[Annotated region listings]
* begin *
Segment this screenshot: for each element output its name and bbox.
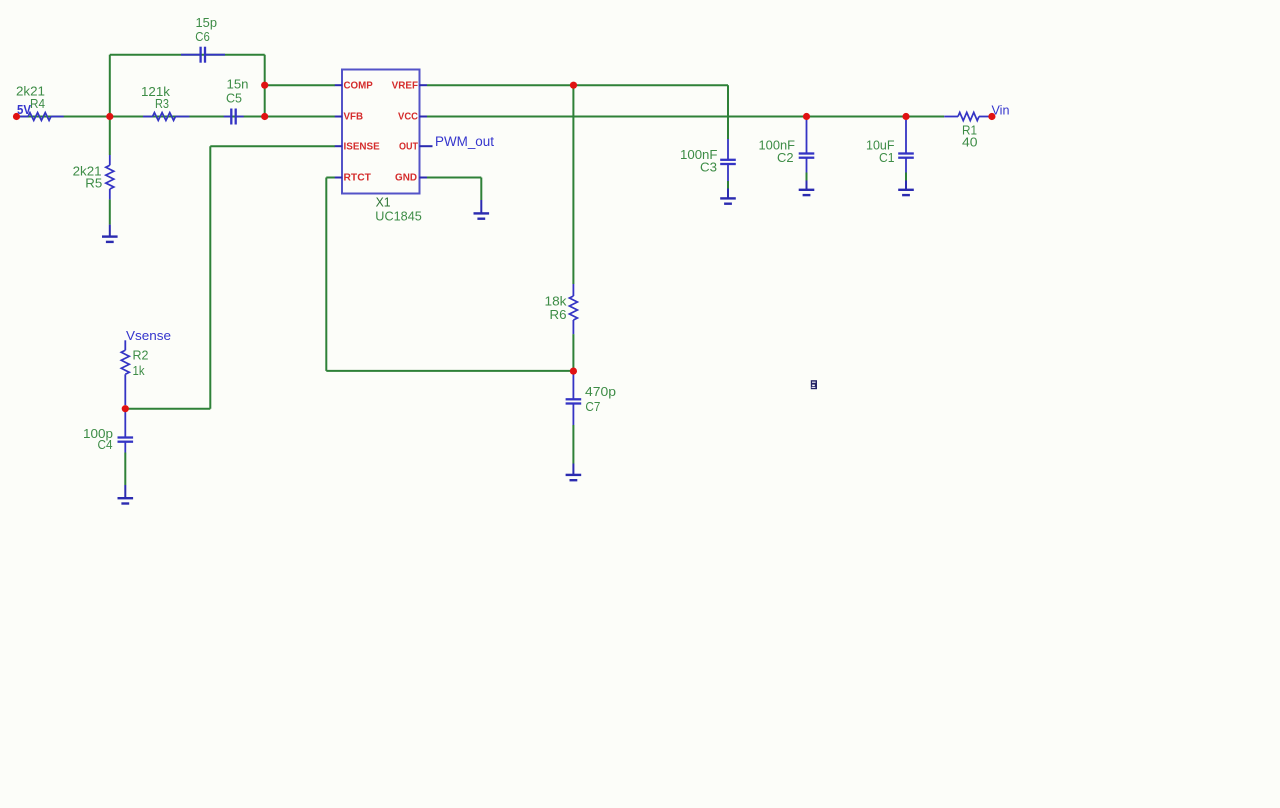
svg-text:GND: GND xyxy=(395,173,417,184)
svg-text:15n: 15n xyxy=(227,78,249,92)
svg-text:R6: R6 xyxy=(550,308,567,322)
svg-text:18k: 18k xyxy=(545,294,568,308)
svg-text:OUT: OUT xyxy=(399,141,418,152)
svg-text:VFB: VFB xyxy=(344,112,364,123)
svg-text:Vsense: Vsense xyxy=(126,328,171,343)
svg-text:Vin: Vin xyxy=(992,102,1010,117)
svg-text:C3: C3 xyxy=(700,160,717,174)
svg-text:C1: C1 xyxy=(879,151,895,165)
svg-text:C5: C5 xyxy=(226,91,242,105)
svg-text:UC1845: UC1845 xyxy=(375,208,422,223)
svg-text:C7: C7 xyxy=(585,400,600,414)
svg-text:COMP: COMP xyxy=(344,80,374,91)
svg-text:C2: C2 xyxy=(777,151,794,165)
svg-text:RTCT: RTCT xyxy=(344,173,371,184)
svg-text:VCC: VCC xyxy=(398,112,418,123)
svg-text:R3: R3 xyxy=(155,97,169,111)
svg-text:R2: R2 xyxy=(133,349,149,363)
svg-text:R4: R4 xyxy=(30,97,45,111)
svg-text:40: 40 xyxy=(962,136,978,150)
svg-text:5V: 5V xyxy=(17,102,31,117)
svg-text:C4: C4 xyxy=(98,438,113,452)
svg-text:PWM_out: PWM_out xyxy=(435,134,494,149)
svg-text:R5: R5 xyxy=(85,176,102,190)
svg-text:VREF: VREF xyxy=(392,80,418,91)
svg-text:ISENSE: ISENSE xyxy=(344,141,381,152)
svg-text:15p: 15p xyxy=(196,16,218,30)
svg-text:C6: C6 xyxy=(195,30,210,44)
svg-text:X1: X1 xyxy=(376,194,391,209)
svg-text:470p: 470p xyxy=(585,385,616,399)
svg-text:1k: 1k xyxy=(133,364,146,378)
* end *
Reproduce the records above with "screenshot" changed to "schematic" and every other word left untouched. Omit the pictures from your answer.

■ **Response to this exercise**
Segment this schematic: for each element output its name and bbox.
svg-text:GND: GND xyxy=(395,173,417,184)
svg-text:15n: 15n xyxy=(227,78,249,92)
svg-text:R6: R6 xyxy=(550,308,567,322)
svg-text:18k: 18k xyxy=(545,294,568,308)
svg-text:OUT: OUT xyxy=(399,141,418,152)
svg-text:VFB: VFB xyxy=(344,112,364,123)
svg-text:Vsense: Vsense xyxy=(126,328,171,343)
svg-text:Vin: Vin xyxy=(992,102,1010,117)
svg-text:C3: C3 xyxy=(700,160,717,174)
svg-text:C1: C1 xyxy=(879,151,895,165)
svg-text:C5: C5 xyxy=(226,91,242,105)
svg-text:UC1845: UC1845 xyxy=(375,208,422,223)
svg-text:C7: C7 xyxy=(585,400,600,414)
svg-text:COMP: COMP xyxy=(344,80,374,91)
svg-text:C2: C2 xyxy=(777,151,794,165)
svg-text:RTCT: RTCT xyxy=(344,173,371,184)
svg-text:VCC: VCC xyxy=(398,112,418,123)
svg-text:R3: R3 xyxy=(155,97,169,111)
svg-text:R2: R2 xyxy=(133,349,149,363)
svg-text:R4: R4 xyxy=(30,97,45,111)
svg-text:40: 40 xyxy=(962,136,978,150)
svg-text:5V: 5V xyxy=(17,102,31,117)
svg-text:C4: C4 xyxy=(98,438,113,452)
svg-text:PWM_out: PWM_out xyxy=(435,134,494,149)
svg-text:R5: R5 xyxy=(85,176,102,190)
svg-text:VREF: VREF xyxy=(392,80,418,91)
svg-text:ISENSE: ISENSE xyxy=(344,141,381,152)
svg-text:15p: 15p xyxy=(196,16,218,30)
svg-text:C6: C6 xyxy=(195,30,210,44)
svg-text:X1: X1 xyxy=(376,194,391,209)
svg-text:470p: 470p xyxy=(585,385,616,399)
svg-text:1k: 1k xyxy=(133,364,146,378)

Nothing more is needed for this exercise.